- _Given instruction_: Look for the word "производства" in each line and report the count of matching lines, with nothing added.

Recorded data
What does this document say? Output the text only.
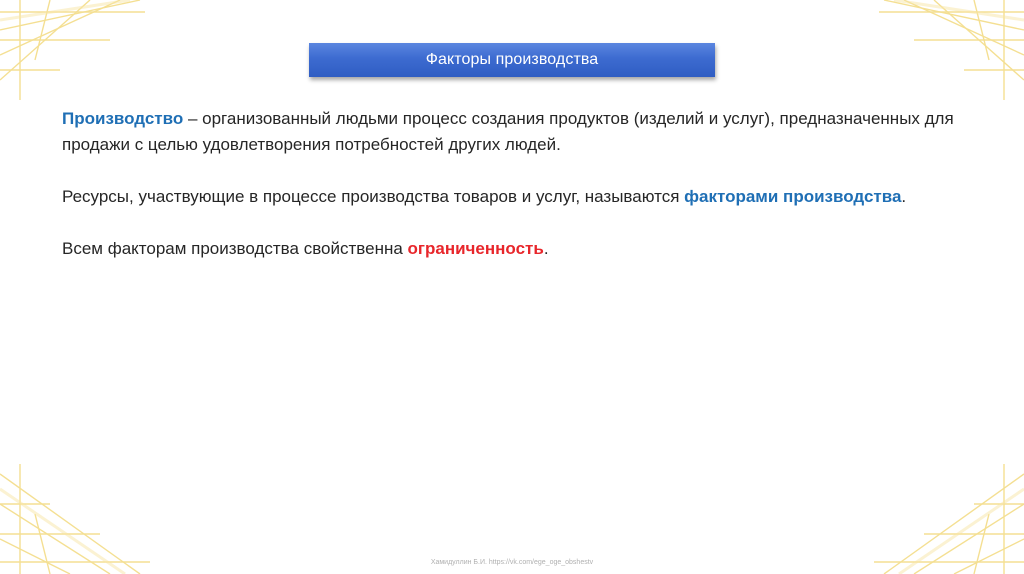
Факторы производства

Производство – организованный людьми процесс создания продуктов (изделий и услуг), предназначенных для продажи с целью удовлетворения потребностей других людей.

Ресурсы, участвующие в процессе производства товаров и услуг, называются факторами производства.

Всем факторам производства свойственна ограниченность.

Хамидуллин Б.И. https://vk.com/ege_oge_obshestv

- _Right answer_: 3